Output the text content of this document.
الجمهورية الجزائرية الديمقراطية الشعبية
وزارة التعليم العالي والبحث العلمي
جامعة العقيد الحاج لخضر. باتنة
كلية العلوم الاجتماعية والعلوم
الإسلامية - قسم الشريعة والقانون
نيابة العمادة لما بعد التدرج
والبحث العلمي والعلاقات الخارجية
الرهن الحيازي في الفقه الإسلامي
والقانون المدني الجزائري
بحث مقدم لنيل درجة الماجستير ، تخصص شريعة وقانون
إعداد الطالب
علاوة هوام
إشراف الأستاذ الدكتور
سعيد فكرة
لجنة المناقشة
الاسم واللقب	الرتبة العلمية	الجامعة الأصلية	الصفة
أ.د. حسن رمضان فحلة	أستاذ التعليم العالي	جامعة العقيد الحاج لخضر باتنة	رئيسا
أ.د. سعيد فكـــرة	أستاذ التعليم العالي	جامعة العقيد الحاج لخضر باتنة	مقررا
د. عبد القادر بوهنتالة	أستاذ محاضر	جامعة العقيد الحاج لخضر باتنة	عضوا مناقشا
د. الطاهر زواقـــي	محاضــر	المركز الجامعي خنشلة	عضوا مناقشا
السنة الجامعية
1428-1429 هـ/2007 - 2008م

^^^^^^^^^^^^^^^^

Extract every record. Keep wording exact.

#### [RESPONSE TO THIS TASK]
Output the text content of this document.
الجمهورية الجزائرية الديمقراطية الشعبية
وزارة التعليم العالي والبحث العلمي
جامعة العقيد الحاج لخضر. باتنة
كلية العلوم الاجتماعية والعلوم
الإسلامية - قسم الشريعة والقانون
نيابة العمادة لما بعد التدرج
والبحث العلمي والعلاقات الخارجية
الرهن الحيازي في الفقه الإسلامي
والقانون المدني الجزائري
بحث مقدم لنيل درجة الماجستير ، تخصص شريعة وقانون
إعداد الطالب
علاوة هوام
إشراف الأستاذ الدكتور
سعيد فكرة
لجنة المناقشة
الاسم واللقب	الرتبة العلمية	الجامعة الأصلية	الصفة
أ.د. حسن رمضان فحلة	أستاذ التعليم العالي	جامعة العقيد الحاج لخضر باتنة	رئيسا
أ.د. سعيد فكـــرة	أستاذ التعليم العالي	جامعة العقيد الحاج لخضر باتنة	مقررا
د. عبد القادر بوهنتالة	أستاذ محاضر	جامعة العقيد الحاج لخضر باتنة	عضوا مناقشا
د. الطاهر زواقـــي	محاضــر	المركز الجامعي خنشلة	عضوا مناقشا
السنة الجامعية
1428-1429 هـ/2007 - 2008م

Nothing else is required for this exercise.